[JOB]: Only lines with the string "JSON" matter here; gather them from the material below.

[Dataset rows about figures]
* * * *

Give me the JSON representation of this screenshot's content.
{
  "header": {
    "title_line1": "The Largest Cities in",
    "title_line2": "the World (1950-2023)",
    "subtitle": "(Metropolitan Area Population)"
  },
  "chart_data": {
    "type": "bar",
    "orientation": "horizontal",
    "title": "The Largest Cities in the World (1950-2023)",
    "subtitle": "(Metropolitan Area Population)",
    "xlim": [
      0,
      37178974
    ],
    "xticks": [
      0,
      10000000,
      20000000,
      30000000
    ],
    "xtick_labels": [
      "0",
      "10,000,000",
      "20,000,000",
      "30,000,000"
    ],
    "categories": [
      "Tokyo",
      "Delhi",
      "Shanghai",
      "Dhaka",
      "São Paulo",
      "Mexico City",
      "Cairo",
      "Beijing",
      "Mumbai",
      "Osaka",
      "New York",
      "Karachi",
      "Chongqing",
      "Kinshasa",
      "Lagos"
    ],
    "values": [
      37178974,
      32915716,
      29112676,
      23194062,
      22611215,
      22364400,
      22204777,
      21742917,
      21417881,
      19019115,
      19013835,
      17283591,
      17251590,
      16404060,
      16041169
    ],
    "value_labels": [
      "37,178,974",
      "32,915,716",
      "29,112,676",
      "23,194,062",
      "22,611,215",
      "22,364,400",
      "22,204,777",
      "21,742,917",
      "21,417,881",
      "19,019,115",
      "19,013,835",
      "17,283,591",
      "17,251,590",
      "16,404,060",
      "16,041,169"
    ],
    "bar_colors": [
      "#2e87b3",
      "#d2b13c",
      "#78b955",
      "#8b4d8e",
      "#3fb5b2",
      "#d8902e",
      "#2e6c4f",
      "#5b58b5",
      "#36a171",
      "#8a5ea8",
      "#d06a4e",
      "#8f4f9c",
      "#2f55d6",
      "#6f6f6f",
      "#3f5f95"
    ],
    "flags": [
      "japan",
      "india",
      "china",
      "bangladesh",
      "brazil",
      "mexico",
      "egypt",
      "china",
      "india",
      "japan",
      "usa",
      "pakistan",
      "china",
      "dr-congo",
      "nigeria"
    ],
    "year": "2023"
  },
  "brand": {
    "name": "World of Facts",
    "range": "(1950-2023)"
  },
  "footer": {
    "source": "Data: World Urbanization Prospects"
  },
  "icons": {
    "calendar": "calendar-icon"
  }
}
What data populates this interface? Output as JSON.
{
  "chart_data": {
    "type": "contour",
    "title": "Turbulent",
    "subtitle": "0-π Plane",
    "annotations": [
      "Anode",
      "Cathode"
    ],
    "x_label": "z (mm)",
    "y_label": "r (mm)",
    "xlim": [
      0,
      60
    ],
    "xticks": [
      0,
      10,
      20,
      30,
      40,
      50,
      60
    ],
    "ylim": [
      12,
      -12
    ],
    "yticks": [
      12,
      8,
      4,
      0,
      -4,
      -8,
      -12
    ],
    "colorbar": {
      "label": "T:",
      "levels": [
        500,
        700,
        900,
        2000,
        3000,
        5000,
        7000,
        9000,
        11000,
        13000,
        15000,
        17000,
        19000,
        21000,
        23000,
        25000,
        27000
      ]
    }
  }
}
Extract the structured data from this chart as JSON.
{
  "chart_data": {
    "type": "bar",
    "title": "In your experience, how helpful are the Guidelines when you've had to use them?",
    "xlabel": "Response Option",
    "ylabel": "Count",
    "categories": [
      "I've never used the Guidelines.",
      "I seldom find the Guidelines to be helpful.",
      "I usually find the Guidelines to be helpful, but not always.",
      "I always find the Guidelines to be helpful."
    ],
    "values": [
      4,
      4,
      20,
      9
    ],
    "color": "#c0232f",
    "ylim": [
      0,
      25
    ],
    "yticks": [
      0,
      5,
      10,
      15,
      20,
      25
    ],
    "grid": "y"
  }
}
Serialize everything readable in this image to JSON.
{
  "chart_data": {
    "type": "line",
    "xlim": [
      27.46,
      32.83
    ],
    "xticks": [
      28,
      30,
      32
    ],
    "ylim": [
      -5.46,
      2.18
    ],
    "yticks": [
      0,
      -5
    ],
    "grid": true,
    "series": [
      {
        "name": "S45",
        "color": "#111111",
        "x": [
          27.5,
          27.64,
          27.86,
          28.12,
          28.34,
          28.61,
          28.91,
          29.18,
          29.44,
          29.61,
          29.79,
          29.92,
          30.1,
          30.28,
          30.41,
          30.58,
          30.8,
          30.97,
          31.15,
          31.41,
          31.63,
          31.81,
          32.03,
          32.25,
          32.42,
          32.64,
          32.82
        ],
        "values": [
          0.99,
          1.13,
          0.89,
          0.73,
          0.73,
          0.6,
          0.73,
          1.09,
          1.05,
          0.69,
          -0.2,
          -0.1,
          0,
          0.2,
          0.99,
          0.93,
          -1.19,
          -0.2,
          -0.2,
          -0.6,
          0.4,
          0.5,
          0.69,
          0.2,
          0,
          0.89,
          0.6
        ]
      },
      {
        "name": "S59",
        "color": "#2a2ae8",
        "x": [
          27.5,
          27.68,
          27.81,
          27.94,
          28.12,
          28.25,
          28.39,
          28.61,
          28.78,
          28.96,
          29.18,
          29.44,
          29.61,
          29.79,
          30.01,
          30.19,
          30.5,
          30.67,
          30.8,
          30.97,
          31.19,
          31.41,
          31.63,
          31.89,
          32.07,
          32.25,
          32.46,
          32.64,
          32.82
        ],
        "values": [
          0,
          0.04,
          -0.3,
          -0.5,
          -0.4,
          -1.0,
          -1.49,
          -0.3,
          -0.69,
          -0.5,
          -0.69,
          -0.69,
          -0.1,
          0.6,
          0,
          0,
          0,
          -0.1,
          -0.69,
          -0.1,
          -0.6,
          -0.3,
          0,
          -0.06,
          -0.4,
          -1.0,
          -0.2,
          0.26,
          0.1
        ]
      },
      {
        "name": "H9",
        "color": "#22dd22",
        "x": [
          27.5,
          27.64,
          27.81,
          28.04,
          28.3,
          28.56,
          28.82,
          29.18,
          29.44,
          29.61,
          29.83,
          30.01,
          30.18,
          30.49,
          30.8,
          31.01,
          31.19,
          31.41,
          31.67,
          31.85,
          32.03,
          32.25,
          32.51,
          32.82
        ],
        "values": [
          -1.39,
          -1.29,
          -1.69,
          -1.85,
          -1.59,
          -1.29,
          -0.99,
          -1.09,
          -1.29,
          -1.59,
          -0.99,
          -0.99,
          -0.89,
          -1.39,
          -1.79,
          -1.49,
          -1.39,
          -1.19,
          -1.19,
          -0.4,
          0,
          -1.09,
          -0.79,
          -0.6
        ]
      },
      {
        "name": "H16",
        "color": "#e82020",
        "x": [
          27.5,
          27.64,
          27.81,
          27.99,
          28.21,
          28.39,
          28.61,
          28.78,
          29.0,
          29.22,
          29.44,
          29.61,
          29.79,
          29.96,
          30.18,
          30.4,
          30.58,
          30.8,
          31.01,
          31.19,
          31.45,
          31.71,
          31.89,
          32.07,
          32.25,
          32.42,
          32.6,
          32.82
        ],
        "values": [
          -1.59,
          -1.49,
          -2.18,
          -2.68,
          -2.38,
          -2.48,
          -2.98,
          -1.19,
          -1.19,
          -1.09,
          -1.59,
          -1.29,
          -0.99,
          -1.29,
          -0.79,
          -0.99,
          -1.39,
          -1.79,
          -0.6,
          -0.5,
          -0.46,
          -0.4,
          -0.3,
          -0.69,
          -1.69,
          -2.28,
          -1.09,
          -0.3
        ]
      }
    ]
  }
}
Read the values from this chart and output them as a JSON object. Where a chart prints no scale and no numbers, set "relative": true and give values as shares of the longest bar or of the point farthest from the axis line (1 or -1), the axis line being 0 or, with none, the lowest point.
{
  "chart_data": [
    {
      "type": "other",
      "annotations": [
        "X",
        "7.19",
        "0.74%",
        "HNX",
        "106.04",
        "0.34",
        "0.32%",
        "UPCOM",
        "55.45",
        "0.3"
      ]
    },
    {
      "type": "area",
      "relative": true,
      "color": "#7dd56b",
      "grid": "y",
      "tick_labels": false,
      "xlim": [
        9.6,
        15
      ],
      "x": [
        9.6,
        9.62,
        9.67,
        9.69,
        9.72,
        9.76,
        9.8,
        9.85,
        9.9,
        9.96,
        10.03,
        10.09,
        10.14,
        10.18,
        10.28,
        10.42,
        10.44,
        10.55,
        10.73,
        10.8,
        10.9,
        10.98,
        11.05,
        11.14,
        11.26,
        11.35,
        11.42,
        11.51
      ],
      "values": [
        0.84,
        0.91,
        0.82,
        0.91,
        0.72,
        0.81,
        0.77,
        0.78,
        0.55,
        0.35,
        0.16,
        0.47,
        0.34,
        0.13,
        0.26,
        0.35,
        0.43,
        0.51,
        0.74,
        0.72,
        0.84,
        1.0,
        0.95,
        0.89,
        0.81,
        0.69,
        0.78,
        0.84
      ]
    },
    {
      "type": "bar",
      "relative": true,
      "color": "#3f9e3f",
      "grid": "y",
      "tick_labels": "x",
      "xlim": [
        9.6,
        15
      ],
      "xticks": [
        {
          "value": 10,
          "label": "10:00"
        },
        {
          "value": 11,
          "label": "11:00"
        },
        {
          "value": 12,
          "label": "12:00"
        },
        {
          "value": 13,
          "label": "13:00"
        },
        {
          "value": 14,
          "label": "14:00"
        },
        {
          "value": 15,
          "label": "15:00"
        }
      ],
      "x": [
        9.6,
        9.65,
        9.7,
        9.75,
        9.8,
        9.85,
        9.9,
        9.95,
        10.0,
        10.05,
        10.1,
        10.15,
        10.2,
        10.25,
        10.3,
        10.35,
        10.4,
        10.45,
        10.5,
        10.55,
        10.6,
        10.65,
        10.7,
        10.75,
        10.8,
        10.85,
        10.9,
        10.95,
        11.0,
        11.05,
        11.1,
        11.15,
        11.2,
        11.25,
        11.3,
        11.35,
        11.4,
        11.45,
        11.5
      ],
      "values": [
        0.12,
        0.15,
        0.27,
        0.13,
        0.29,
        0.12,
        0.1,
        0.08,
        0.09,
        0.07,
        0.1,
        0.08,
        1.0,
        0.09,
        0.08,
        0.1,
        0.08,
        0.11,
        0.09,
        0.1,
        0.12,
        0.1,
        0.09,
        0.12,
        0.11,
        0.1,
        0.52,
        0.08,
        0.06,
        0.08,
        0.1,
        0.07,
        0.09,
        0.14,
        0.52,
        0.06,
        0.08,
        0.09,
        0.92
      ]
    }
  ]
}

* * * *

[EXERCISE RESPONSE]:
Give me the JSON representation of this screenshot's content.
What data populates this interface? Output as JSON.
Extract the structured data from this chart as JSON.
Serialize everything readable in this image to JSON.
Read the values from this chart and output them as a JSON object. Where a chart prints no scale and no numbers, set "relative": true and give values as shares of the longest bar or of the point farthest from the axis line (1 or -1), the axis line being 0 or, with none, the lowest point.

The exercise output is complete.